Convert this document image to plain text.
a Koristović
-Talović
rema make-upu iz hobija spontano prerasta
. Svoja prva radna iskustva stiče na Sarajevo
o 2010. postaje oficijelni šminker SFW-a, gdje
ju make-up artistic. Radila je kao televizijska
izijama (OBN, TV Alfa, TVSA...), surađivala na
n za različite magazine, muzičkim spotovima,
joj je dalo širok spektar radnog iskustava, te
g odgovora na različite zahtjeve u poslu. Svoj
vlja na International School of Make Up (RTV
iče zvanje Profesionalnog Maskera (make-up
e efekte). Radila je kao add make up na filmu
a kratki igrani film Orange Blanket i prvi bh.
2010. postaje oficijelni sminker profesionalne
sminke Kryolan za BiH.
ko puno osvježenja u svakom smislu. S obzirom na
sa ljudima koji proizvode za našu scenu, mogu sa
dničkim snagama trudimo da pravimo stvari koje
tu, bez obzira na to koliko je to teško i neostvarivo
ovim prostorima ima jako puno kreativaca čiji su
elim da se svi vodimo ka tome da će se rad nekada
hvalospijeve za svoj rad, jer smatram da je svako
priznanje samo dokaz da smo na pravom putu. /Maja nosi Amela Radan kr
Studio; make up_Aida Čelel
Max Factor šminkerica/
+-------+
SET EXERCISE:
Scan the records for the string "postaje". Copy each line in which it appears.

COMPLETE OUTPUT:
o 2010. postaje oficijelni šminker SFW-a, gdje
2010. postaje oficijelni sminker profesionalne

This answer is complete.